===== MATERIAL PROVIDED

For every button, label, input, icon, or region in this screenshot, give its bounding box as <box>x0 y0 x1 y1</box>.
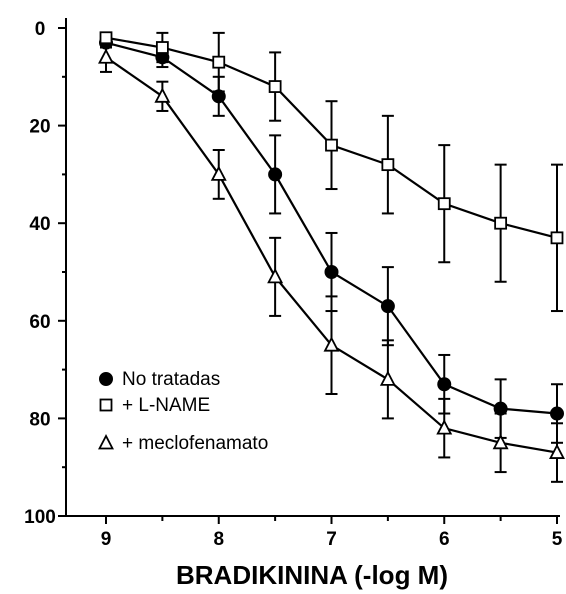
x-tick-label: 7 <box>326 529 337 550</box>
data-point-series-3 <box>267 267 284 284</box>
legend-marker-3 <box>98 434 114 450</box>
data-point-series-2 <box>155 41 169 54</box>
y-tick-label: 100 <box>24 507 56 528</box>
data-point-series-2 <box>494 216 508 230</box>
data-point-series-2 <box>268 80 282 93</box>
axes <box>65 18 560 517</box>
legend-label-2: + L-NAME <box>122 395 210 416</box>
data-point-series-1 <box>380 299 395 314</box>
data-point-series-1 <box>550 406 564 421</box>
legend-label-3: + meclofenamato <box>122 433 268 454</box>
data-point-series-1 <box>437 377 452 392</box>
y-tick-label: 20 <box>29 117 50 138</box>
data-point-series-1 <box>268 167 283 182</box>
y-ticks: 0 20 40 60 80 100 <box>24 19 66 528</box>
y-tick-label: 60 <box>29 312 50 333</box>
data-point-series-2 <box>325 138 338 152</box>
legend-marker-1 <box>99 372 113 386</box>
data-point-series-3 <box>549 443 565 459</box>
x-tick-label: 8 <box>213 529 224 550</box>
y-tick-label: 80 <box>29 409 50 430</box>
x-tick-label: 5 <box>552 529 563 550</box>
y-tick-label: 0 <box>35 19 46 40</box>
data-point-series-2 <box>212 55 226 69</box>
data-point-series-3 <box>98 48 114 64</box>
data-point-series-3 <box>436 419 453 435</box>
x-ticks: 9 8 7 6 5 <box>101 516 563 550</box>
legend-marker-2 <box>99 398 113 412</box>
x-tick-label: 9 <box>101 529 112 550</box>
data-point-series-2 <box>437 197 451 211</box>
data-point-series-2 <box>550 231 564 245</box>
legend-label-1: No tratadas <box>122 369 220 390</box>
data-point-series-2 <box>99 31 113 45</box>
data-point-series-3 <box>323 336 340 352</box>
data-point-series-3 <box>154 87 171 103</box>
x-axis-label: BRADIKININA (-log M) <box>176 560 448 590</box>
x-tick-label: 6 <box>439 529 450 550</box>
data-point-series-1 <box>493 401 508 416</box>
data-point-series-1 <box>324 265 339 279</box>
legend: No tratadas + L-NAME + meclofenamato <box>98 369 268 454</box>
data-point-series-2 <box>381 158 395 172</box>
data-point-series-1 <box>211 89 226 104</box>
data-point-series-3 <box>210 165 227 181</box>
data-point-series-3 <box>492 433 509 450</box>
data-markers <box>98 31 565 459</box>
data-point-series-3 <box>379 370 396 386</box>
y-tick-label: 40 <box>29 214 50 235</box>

==========

Select each line in the records above that contains the string "legend", and copy those lines in full.

legend-marker-3 <box>98 434 114 450</box>
legend-label-2: + L-NAME <box>122 395 210 416</box>
legend-label-3: + meclofenamato <box>122 433 268 454</box>
legend-marker-1 <box>99 372 113 386</box>
legend-marker-2 <box>99 398 113 412</box>
legend-label-1: No tratadas <box>122 369 220 390</box>
legend: No tratadas + L-NAME + meclofenamato <box>98 369 268 454</box>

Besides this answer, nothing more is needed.